━━━━━ Records provided ━━━━━
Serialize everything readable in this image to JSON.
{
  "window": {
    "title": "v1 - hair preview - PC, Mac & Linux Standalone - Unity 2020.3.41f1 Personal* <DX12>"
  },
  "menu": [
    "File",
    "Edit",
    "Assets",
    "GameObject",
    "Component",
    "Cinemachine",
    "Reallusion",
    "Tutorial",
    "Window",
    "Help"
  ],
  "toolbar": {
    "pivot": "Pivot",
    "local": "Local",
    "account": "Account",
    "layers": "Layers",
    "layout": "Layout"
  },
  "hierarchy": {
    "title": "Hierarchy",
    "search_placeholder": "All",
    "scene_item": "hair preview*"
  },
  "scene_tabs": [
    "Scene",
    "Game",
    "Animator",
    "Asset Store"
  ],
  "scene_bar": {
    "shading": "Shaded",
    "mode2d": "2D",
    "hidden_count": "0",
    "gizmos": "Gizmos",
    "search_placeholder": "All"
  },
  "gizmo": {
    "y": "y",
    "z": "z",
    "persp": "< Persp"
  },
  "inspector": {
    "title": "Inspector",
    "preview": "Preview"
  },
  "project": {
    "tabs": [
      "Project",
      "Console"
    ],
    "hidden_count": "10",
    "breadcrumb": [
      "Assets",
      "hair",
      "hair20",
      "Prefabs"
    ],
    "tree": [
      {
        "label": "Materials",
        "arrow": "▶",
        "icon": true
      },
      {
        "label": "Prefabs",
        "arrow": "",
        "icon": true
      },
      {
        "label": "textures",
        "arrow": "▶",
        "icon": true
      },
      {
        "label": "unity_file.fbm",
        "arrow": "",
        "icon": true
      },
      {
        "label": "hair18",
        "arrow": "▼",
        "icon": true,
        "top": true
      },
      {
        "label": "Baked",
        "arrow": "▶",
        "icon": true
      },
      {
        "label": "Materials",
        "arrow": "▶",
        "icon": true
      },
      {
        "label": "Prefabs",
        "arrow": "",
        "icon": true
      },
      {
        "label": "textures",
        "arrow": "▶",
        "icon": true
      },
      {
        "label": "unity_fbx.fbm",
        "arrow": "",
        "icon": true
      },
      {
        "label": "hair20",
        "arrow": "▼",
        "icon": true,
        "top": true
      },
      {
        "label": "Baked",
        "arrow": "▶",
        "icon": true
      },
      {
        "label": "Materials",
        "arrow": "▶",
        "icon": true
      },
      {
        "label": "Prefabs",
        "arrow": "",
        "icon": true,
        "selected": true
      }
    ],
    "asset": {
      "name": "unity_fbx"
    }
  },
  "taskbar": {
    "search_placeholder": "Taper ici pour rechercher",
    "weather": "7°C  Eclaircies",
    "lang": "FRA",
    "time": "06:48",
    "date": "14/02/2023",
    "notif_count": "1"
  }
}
━━━━━
### Aim
Transcribe all entries exactly as they are given.

### Exercise result
Serialize everything readable in this image to JSON.
{
  "window": {
    "title": "v1 - hair preview - PC, Mac & Linux Standalone - Unity 2020.3.41f1 Personal* <DX12>"
  },
  "menu": [
    "File",
    "Edit",
    "Assets",
    "GameObject",
    "Component",
    "Cinemachine",
    "Reallusion",
    "Tutorial",
    "Window",
    "Help"
  ],
  "toolbar": {
    "pivot": "Pivot",
    "local": "Local",
    "account": "Account",
    "layers": "Layers",
    "layout": "Layout"
  },
  "hierarchy": {
    "title": "Hierarchy",
    "search_placeholder": "All",
    "scene_item": "hair preview*"
  },
  "scene_tabs": [
    "Scene",
    "Game",
    "Animator",
    "Asset Store"
  ],
  "scene_bar": {
    "shading": "Shaded",
    "mode2d": "2D",
    "hidden_count": "0",
    "gizmos": "Gizmos",
    "search_placeholder": "All"
  },
  "gizmo": {
    "y": "y",
    "z": "z",
    "persp": "< Persp"
  },
  "inspector": {
    "title": "Inspector",
    "preview": "Preview"
  },
  "project": {
    "tabs": [
      "Project",
      "Console"
    ],
    "hidden_count": "10",
    "breadcrumb": [
      "Assets",
      "hair",
      "hair20",
      "Prefabs"
    ],
    "tree": [
      {
        "label": "Materials",
        "arrow": "▶",
        "icon": true
      },
      {
        "label": "Prefabs",
        "arrow": "",
        "icon": true
      },
      {
        "label": "textures",
        "arrow": "▶",
        "icon": true
      },
      {
        "label": "unity_file.fbm",
        "arrow": "",
        "icon": true
      },
      {
        "label": "hair18",
        "arrow": "▼",
        "icon": true,
        "top": true
      },
      {
        "label": "Baked",
        "arrow": "▶",
        "icon": true
      },
      {
        "label": "Materials",
        "arrow": "▶",
        "icon": true
      },
      {
        "label": "Prefabs",
        "arrow": "",
        "icon": true
      },
      {
        "label": "textures",
        "arrow": "▶",
        "icon": true
      },
      {
        "label": "unity_fbx.fbm",
        "arrow": "",
        "icon": true
      },
      {
        "label": "hair20",
        "arrow": "▼",
        "icon": true,
        "top": true
      },
      {
        "label": "Baked",
        "arrow": "▶",
        "icon": true
      },
      {
        "label": "Materials",
        "arrow": "▶",
        "icon": true
      },
      {
        "label": "Prefabs",
        "arrow": "",
        "icon": true,
        "selected": true
      }
    ],
    "asset": {
      "name": "unity_fbx"
    }
  },
  "taskbar": {
    "search_placeholder": "Taper ici pour rechercher",
    "weather": "7°C  Eclaircies",
    "lang": "FRA",
    "time": "06:48",
    "date": "14/02/2023",
    "notif_count": "1"
  }
}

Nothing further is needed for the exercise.